**WORK TO DO**
All of the material should be reproduced exactly, with pictures left out.

Data excerpts:

###

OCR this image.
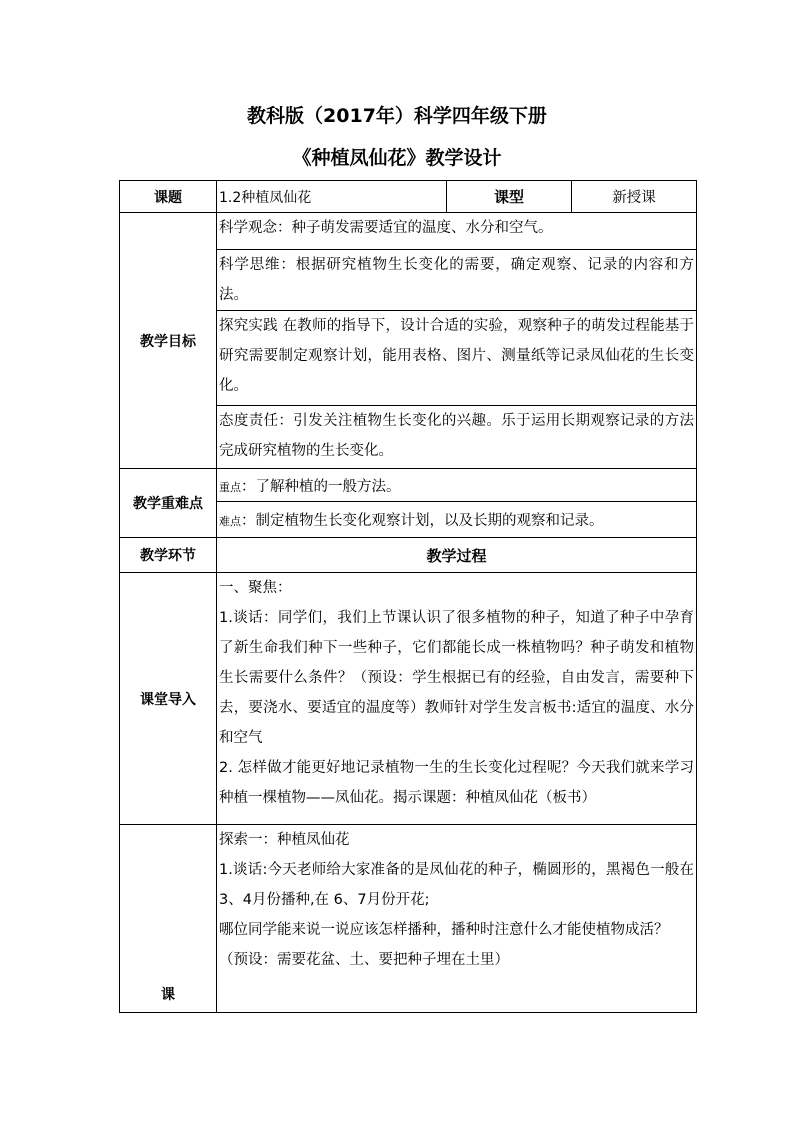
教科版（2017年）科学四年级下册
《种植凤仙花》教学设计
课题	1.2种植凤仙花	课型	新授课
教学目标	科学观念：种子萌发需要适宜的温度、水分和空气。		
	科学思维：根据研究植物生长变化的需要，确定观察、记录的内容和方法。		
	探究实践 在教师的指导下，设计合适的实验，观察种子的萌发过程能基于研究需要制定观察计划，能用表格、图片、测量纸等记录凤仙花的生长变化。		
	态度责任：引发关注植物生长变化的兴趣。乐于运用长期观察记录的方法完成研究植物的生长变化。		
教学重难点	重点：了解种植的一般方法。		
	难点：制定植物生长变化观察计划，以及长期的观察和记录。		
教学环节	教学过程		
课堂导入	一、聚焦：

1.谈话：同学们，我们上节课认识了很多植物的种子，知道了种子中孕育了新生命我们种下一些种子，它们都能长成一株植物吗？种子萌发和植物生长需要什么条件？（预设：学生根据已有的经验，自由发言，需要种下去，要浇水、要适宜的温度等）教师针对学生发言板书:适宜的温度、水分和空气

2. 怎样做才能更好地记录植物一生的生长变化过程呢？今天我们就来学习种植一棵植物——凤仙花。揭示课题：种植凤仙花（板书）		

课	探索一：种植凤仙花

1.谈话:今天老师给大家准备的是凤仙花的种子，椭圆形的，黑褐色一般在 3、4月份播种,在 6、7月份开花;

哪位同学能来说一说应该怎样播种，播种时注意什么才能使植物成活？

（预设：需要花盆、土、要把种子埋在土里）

###

**ANSWER TO THE EXERCISE**
OCR this image.
教科版（2017年）科学四年级下册
《种植凤仙花》教学设计
课题	1.2种植凤仙花	课型	新授课
教学目标	科学观念：种子萌发需要适宜的温度、水分和空气。		
	科学思维：根据研究植物生长变化的需要，确定观察、记录的内容和方法。		
	探究实践 在教师的指导下，设计合适的实验，观察种子的萌发过程能基于研究需要制定观察计划，能用表格、图片、测量纸等记录凤仙花的生长变化。		
	态度责任：引发关注植物生长变化的兴趣。乐于运用长期观察记录的方法完成研究植物的生长变化。		
教学重难点	重点：了解种植的一般方法。		
	难点：制定植物生长变化观察计划，以及长期的观察和记录。		
教学环节	教学过程		
课堂导入	一、聚焦：

1.谈话：同学们，我们上节课认识了很多植物的种子，知道了种子中孕育了新生命我们种下一些种子，它们都能长成一株植物吗？种子萌发和植物生长需要什么条件？（预设：学生根据已有的经验，自由发言，需要种下去，要浇水、要适宜的温度等）教师针对学生发言板书:适宜的温度、水分和空气

2. 怎样做才能更好地记录植物一生的生长变化过程呢？今天我们就来学习种植一棵植物——凤仙花。揭示课题：种植凤仙花（板书）		

课	探索一：种植凤仙花

1.谈话:今天老师给大家准备的是凤仙花的种子，椭圆形的，黑褐色一般在 3、4月份播种,在 6、7月份开花;

哪位同学能来说一说应该怎样播种，播种时注意什么才能使植物成活？

（预设：需要花盆、土、要把种子埋在土里）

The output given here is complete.